* _THE TASK_
Reproduce word for word everything in the items below, from their first line down to and including the line containing "Output each element". Leave the pictures out of your answer.
========================================================================
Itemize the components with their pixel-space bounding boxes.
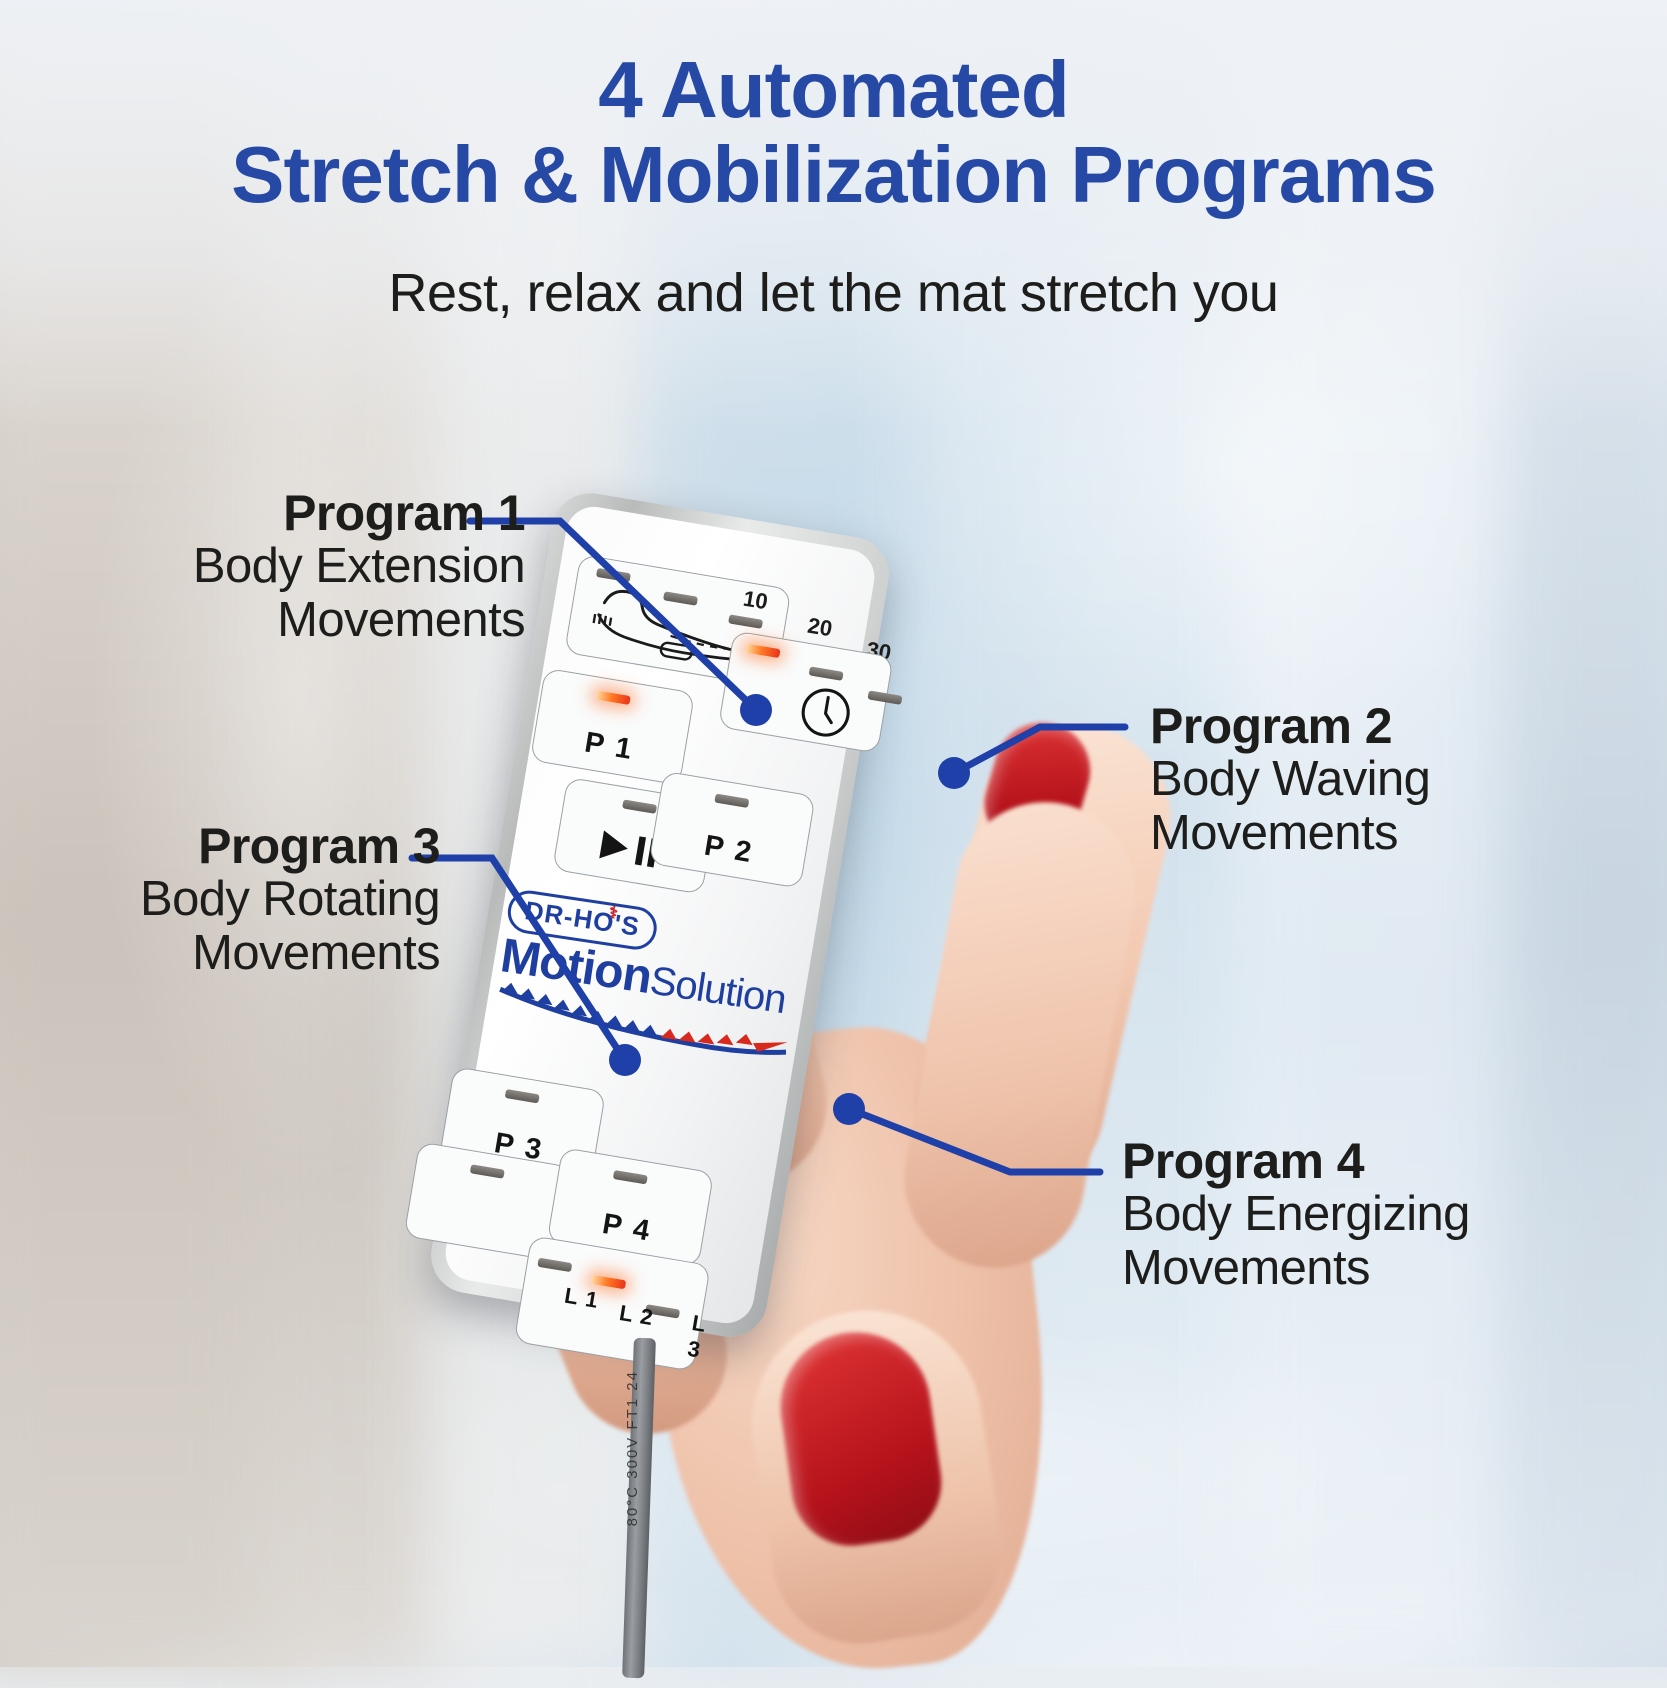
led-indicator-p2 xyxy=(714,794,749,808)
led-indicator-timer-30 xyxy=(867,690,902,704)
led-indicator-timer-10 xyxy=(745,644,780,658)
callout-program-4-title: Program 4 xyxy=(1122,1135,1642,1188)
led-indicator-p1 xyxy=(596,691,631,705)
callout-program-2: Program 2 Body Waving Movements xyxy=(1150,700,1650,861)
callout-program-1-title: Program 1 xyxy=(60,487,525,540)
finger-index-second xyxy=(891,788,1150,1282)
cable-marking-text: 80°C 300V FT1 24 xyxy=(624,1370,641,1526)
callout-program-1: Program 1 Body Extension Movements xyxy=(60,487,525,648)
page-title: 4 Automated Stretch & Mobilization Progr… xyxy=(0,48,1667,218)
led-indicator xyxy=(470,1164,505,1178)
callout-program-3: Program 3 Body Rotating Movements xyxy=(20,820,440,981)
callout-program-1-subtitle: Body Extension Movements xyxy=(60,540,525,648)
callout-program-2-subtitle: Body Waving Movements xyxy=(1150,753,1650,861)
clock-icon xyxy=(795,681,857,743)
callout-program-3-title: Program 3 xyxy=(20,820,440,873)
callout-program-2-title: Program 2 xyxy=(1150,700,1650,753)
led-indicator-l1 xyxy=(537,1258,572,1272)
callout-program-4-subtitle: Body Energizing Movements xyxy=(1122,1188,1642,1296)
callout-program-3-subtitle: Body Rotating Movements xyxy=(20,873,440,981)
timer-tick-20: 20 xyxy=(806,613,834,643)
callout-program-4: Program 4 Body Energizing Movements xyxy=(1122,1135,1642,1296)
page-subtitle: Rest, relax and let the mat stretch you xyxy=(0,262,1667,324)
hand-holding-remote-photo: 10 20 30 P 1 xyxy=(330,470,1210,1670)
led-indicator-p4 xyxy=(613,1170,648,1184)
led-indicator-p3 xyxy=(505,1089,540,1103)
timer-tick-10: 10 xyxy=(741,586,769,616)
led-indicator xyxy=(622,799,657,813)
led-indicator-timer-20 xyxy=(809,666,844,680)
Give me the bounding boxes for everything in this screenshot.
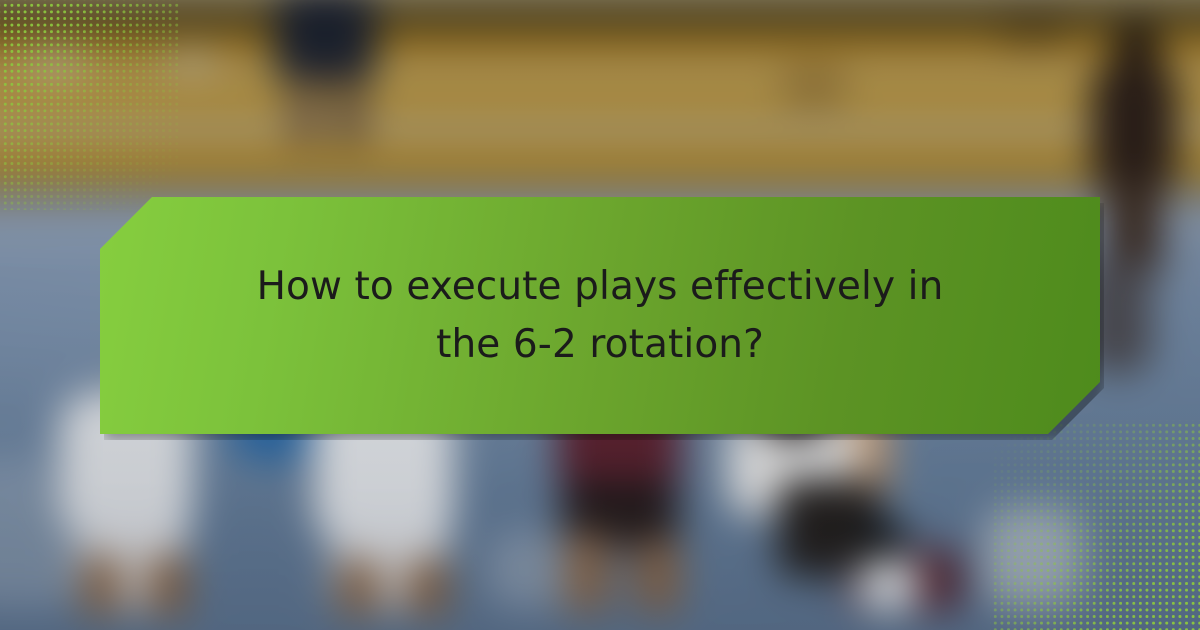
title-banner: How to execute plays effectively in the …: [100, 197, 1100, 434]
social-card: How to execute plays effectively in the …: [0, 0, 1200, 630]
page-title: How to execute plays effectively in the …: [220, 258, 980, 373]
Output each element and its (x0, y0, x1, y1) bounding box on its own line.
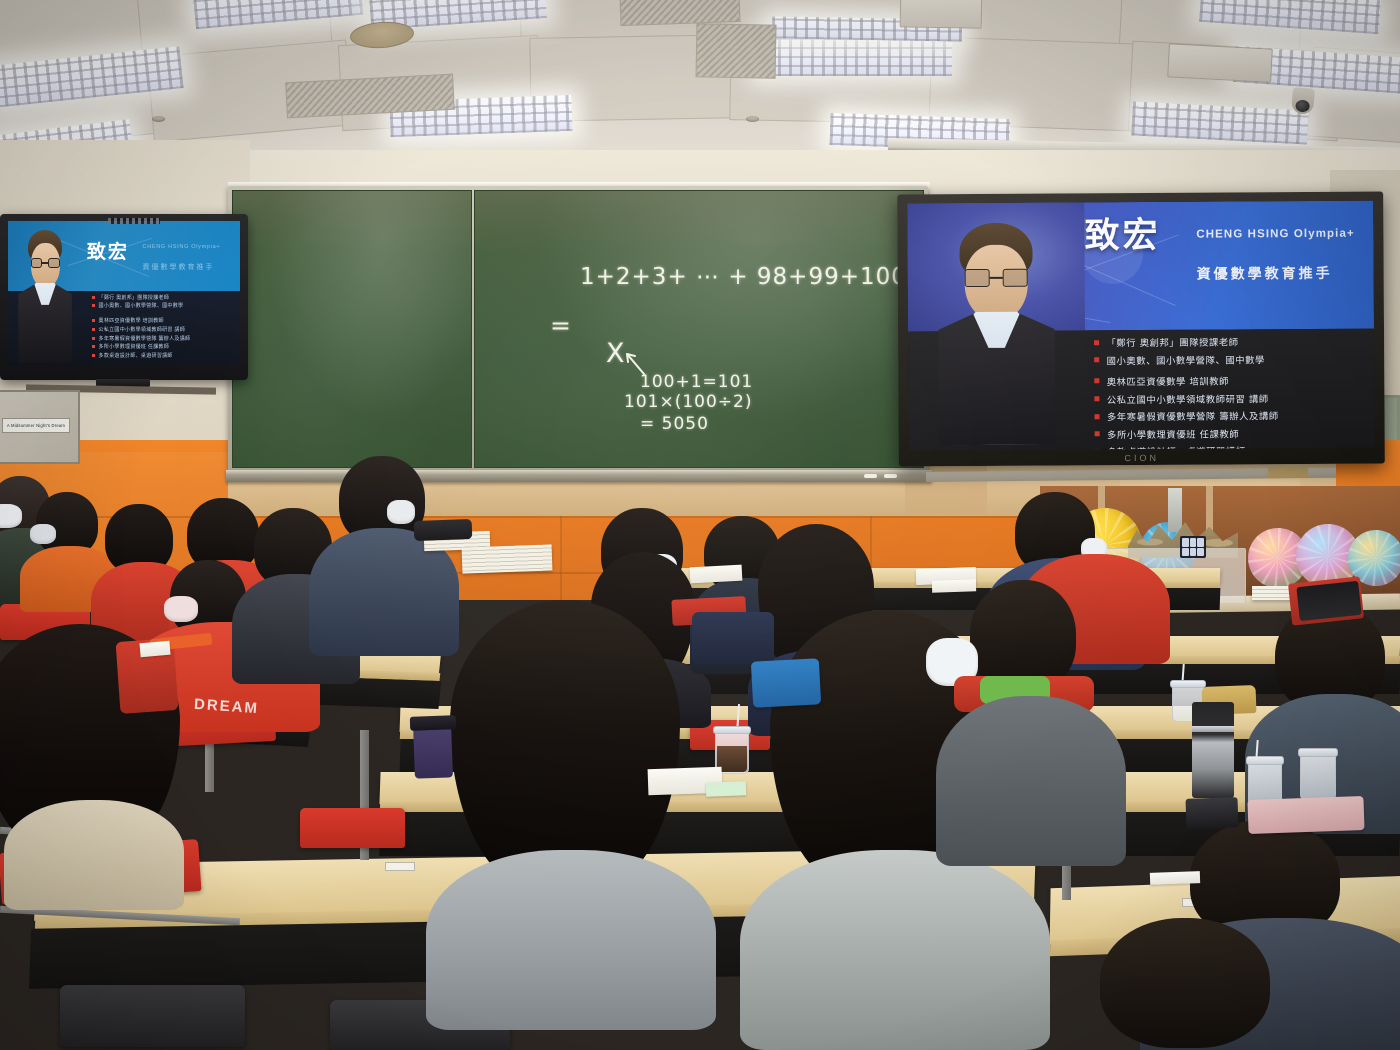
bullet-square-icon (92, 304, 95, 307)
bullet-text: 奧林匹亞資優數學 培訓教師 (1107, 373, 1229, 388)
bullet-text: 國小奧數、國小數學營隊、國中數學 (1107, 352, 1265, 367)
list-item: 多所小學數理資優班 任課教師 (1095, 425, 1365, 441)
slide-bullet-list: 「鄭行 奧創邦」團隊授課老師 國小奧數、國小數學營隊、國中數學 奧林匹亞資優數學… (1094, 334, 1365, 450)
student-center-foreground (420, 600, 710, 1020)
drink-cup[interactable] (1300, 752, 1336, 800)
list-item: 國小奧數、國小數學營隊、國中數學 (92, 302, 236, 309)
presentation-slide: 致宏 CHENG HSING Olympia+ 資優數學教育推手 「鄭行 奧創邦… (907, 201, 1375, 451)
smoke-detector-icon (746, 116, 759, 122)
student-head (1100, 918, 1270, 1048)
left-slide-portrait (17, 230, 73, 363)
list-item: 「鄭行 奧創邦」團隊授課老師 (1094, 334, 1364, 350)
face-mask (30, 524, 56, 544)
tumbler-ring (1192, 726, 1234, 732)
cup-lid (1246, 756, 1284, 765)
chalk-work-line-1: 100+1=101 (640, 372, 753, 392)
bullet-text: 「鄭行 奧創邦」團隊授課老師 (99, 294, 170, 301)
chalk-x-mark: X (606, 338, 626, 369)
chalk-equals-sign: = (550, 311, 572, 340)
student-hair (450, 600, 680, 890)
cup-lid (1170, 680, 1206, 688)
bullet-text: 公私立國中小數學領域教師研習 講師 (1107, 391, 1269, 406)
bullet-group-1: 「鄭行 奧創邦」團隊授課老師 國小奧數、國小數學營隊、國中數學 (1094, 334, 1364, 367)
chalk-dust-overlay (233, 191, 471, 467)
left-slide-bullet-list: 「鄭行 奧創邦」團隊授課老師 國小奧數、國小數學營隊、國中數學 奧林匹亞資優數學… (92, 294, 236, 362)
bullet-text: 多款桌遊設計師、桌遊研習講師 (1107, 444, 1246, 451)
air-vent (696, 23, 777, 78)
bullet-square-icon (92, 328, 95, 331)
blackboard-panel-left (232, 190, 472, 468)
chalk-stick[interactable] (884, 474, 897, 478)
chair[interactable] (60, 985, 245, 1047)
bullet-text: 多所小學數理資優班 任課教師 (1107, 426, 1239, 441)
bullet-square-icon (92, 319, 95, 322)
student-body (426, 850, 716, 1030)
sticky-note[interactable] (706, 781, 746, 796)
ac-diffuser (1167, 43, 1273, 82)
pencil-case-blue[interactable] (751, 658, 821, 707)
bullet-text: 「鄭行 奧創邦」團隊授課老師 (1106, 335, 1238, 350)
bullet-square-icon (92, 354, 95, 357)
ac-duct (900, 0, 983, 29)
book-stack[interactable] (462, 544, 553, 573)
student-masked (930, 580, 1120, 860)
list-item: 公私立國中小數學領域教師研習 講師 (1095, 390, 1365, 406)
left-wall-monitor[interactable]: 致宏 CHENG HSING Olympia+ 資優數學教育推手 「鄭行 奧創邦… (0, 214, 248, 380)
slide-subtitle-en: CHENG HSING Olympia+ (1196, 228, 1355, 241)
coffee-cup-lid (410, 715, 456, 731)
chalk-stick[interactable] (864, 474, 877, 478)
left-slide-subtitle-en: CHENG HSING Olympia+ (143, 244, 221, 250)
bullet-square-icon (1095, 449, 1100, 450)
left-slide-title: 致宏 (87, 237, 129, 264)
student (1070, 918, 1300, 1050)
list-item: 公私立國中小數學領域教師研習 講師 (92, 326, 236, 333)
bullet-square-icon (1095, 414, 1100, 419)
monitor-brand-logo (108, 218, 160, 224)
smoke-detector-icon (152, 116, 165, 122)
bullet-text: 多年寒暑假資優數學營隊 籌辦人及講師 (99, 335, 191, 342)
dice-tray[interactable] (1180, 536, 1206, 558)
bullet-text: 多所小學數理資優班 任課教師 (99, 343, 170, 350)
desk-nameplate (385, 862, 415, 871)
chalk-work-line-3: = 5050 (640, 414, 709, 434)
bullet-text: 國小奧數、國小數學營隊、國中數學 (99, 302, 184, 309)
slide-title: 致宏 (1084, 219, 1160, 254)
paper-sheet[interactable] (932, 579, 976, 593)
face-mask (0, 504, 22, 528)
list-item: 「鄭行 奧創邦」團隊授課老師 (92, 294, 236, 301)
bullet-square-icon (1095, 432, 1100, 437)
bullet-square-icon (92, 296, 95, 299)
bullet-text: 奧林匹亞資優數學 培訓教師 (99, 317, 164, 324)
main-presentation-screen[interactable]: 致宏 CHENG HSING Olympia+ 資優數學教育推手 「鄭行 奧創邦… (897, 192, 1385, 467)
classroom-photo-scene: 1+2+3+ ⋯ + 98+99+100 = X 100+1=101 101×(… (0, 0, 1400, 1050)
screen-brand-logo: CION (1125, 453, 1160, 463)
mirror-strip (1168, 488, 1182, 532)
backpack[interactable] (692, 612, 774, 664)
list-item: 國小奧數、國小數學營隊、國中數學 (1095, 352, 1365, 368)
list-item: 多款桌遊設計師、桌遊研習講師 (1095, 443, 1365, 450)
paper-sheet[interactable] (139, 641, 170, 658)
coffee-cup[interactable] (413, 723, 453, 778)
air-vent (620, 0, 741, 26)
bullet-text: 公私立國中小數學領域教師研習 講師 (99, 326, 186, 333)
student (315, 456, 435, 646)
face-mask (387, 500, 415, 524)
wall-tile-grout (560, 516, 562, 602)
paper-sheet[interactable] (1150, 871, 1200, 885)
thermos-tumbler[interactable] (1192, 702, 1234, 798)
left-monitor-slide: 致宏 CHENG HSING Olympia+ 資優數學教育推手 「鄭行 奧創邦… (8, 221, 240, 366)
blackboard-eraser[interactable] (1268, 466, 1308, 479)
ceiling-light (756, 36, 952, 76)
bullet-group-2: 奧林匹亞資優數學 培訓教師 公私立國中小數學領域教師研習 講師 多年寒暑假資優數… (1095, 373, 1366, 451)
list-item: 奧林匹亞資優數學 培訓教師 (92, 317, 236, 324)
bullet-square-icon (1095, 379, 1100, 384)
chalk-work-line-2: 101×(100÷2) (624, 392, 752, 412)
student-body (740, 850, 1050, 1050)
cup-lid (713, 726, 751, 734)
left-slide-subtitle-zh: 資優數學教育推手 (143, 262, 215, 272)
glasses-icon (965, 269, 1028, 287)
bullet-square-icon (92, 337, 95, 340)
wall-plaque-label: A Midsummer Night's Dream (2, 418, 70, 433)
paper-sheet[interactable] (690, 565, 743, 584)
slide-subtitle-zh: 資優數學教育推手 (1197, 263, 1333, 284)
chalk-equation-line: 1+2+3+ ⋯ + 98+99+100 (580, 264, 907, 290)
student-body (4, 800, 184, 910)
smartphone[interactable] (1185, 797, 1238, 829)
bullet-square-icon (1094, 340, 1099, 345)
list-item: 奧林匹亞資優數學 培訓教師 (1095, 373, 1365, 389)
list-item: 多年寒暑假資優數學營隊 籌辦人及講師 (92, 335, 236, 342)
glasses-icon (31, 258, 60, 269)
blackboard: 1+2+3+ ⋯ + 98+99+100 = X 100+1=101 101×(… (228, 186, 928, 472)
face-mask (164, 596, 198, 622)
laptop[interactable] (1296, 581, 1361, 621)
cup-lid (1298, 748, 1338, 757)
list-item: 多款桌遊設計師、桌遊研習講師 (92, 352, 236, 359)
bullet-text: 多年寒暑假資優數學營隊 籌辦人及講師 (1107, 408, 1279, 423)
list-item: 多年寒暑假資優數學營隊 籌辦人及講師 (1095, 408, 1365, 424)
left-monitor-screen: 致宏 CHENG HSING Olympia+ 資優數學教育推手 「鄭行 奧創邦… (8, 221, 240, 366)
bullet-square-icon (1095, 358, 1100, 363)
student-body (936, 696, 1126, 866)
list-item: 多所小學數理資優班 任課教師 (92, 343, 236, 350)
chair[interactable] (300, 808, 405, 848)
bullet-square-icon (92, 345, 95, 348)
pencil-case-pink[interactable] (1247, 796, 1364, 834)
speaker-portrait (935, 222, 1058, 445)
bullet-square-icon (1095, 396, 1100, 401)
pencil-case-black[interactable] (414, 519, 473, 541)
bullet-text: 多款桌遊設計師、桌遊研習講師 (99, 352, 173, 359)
========================================================================
* _EXERCISE RESPONSE_
Itemize the components with their pixel-space bounding boxes.
led-indicator-p2 xyxy=(714,794,749,808)
led-indicator-timer-30 xyxy=(867,690,902,704)
led-indicator-timer-10 xyxy=(745,644,780,658)
callout-program-4-title: Program 4 xyxy=(1122,1135,1642,1188)
led-indicator-p1 xyxy=(596,691,631,705)
callout-program-2: Program 2 Body Waving Movements xyxy=(1150,700,1650,861)
callout-program-1-title: Program 1 xyxy=(60,487,525,540)
finger-index-second xyxy=(891,788,1150,1282)
cable-marking-text: 80°C 300V FT1 24 xyxy=(624,1370,641,1526)
callout-program-1: Program 1 Body Extension Movements xyxy=(60,487,525,648)
page-title: 4 Automated Stretch & Mobilization Progr… xyxy=(0,48,1667,218)
led-indicator xyxy=(470,1164,505,1178)
callout-program-3: Program 3 Body Rotating Movements xyxy=(20,820,440,981)
callout-program-1-subtitle: Body Extension Movements xyxy=(60,540,525,648)
callout-program-2-subtitle: Body Waving Movements xyxy=(1150,753,1650,861)
clock-icon xyxy=(795,681,857,743)
callout-program-3-title: Program 3 xyxy=(20,820,440,873)
callout-program-2-title: Program 2 xyxy=(1150,700,1650,753)
led-indicator-l1 xyxy=(537,1258,572,1272)
callout-program-4-subtitle: Body Energizing Movements xyxy=(1122,1188,1642,1296)
callout-program-3-subtitle: Body Rotating Movements xyxy=(20,873,440,981)
timer-tick-20: 20 xyxy=(806,613,834,643)
callout-program-4: Program 4 Body Energizing Movements xyxy=(1122,1135,1642,1296)
page-subtitle: Rest, relax and let the mat stretch you xyxy=(0,262,1667,324)
hand-holding-remote-photo: 10 20 30 P 1 xyxy=(330,470,1210,1670)
led-indicator-p4 xyxy=(613,1170,648,1184)
led-indicator-p3 xyxy=(505,1089,540,1103)
timer-tick-10: 10 xyxy=(741,586,769,616)
led-indicator xyxy=(622,799,657,813)
led-indicator-timer-20 xyxy=(809,666,844,680)
Give me the bounding boxes for everything in this screenshot.
title-banner: How to execute plays effectively in the …: [100, 197, 1100, 434]
social-card: How to execute plays effectively in the …: [0, 0, 1200, 630]
page-title: How to execute plays effectively in the …: [220, 258, 980, 373]
Output each element and its (x0, y0, x1, y1) bounding box on its own line.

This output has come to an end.